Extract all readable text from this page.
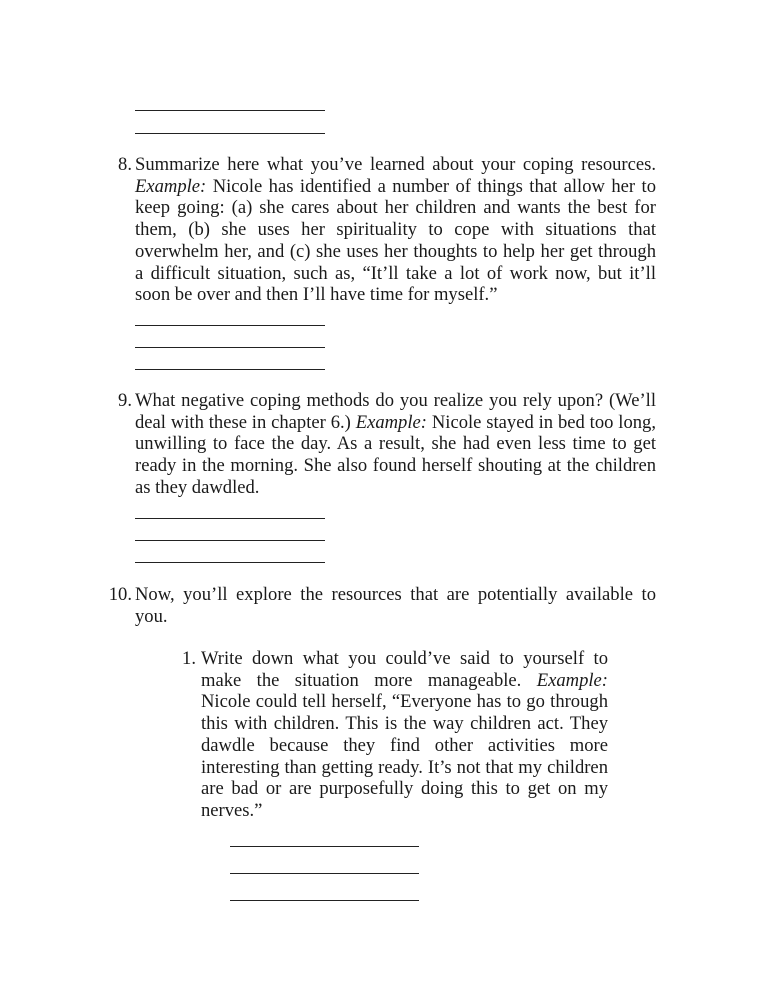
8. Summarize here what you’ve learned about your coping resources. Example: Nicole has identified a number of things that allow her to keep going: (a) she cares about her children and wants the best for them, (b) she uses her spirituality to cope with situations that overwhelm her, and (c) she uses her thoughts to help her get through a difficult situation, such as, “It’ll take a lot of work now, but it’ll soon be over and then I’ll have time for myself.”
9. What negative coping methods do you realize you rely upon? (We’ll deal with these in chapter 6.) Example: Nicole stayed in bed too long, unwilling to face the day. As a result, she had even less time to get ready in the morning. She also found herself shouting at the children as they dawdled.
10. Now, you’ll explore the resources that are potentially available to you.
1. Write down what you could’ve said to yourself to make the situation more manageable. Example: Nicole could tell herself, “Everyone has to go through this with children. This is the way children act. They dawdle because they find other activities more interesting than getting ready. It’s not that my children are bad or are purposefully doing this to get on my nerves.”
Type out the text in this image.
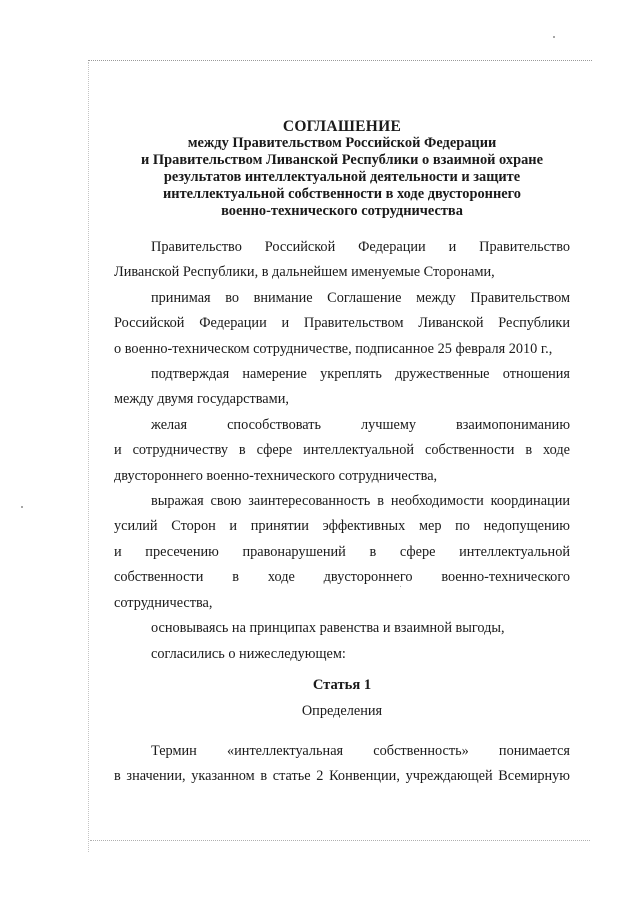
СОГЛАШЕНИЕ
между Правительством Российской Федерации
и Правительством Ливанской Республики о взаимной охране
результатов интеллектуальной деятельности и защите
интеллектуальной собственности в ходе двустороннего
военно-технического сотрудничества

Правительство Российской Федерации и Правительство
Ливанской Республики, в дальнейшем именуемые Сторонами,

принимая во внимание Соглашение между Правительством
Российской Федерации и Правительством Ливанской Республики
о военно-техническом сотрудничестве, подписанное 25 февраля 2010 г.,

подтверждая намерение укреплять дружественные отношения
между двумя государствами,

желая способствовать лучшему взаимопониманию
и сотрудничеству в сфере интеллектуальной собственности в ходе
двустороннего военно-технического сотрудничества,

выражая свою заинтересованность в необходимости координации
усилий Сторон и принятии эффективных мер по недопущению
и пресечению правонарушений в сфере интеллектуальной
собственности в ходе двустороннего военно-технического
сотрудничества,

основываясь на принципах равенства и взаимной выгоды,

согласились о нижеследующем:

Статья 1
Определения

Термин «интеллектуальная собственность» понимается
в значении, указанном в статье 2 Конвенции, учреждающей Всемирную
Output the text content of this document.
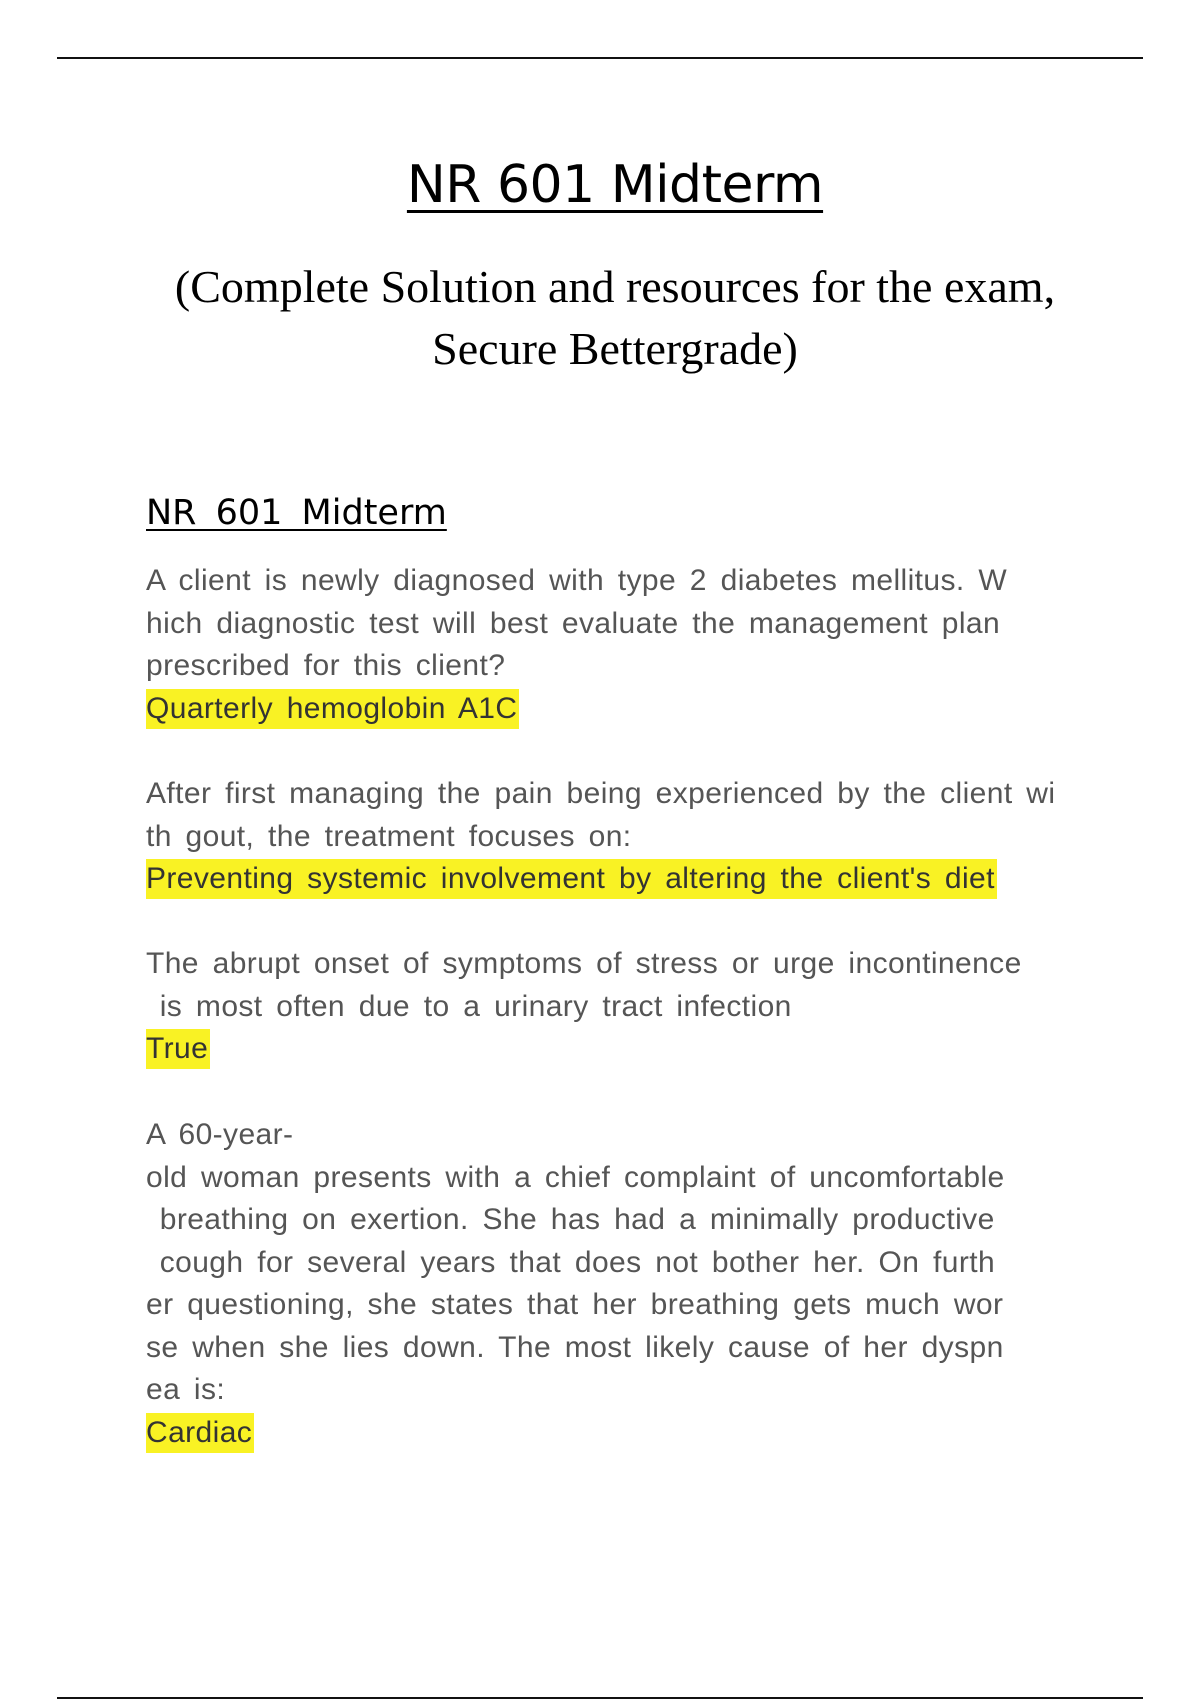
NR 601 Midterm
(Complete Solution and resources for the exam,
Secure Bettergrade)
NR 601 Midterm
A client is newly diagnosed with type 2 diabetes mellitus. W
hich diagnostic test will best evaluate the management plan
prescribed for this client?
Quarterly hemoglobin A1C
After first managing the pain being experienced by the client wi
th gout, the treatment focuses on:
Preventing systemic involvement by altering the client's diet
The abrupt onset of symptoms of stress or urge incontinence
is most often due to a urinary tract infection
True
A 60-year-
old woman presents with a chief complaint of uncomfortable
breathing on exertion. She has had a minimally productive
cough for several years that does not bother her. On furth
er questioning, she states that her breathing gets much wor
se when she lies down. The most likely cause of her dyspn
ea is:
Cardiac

-=-=-=-=-

The exercise »
Repeat the material above verbatim. Leave the pictures behind.

Task response »
Extract all readable text from this page.
8. Summarize here what you’ve learned about your coping resources. Example: Nicole has identified a number of things that allow her to keep going: (a) she cares about her children and wants the best for them, (b) she uses her spirituality to cope with situations that overwhelm her, and (c) she uses her thoughts to help her get through a difficult situation, such as, “It’ll take a lot of work now, but it’ll soon be over and then I’ll have time for myself.”
9. What negative coping methods do you realize you rely upon? (We’ll deal with these in chapter 6.) Example: Nicole stayed in bed too long, unwilling to face the day. As a result, she had even less time to get ready in the morning. She also found herself shouting at the children as they dawdled.
10. Now, you’ll explore the resources that are potentially available to you.
1. Write down what you could’ve said to yourself to make the situation more manageable. Example: Nicole could tell herself, “Everyone has to go through this with children. This is the way children act. They dawdle because they find other activities more interesting than getting ready. It’s not that my children are bad or are purposefully doing this to get on my nerves.”
Type out the text in this image.
СОГЛАШЕНИЕ
между Правительством Российской Федерации
и Правительством Ливанской Республики о взаимной охране
результатов интеллектуальной деятельности и защите
интеллектуальной собственности в ходе двустороннего
военно-технического сотрудничества

Правительство Российской Федерации и Правительство
Ливанской Республики, в дальнейшем именуемые Сторонами,

принимая во внимание Соглашение между Правительством
Российской Федерации и Правительством Ливанской Республики
о военно-техническом сотрудничестве, подписанное 25 февраля 2010 г.,

подтверждая намерение укреплять дружественные отношения
между двумя государствами,

желая способствовать лучшему взаимопониманию
и сотрудничеству в сфере интеллектуальной собственности в ходе
двустороннего военно-технического сотрудничества,

выражая свою заинтересованность в необходимости координации
усилий Сторон и принятии эффективных мер по недопущению
и пресечению правонарушений в сфере интеллектуальной
собственности в ходе двустороннего военно-технического
сотрудничества,

основываясь на принципах равенства и взаимной выгоды,

согласились о нижеследующем:

Статья 1
Определения

Термин «интеллектуальная собственность» понимается
в значении, указанном в статье 2 Конвенции, учреждающей Всемирную
Output the text content of this document.
NR 601 Midterm
(Complete Solution and resources for the exam,
Secure Bettergrade)
NR 601 Midterm
A client is newly diagnosed with type 2 diabetes mellitus. W
hich diagnostic test will best evaluate the management plan
prescribed for this client?
Quarterly hemoglobin A1C
After first managing the pain being experienced by the client wi
th gout, the treatment focuses on:
Preventing systemic involvement by altering the client's diet
The abrupt onset of symptoms of stress or urge incontinence
is most often due to a urinary tract infection
True
A 60-year-
old woman presents with a chief complaint of uncomfortable
breathing on exertion. She has had a minimally productive
cough for several years that does not bother her. On furth
er questioning, she states that her breathing gets much wor
se when she lies down. The most likely cause of her dyspn
ea is:
Cardiac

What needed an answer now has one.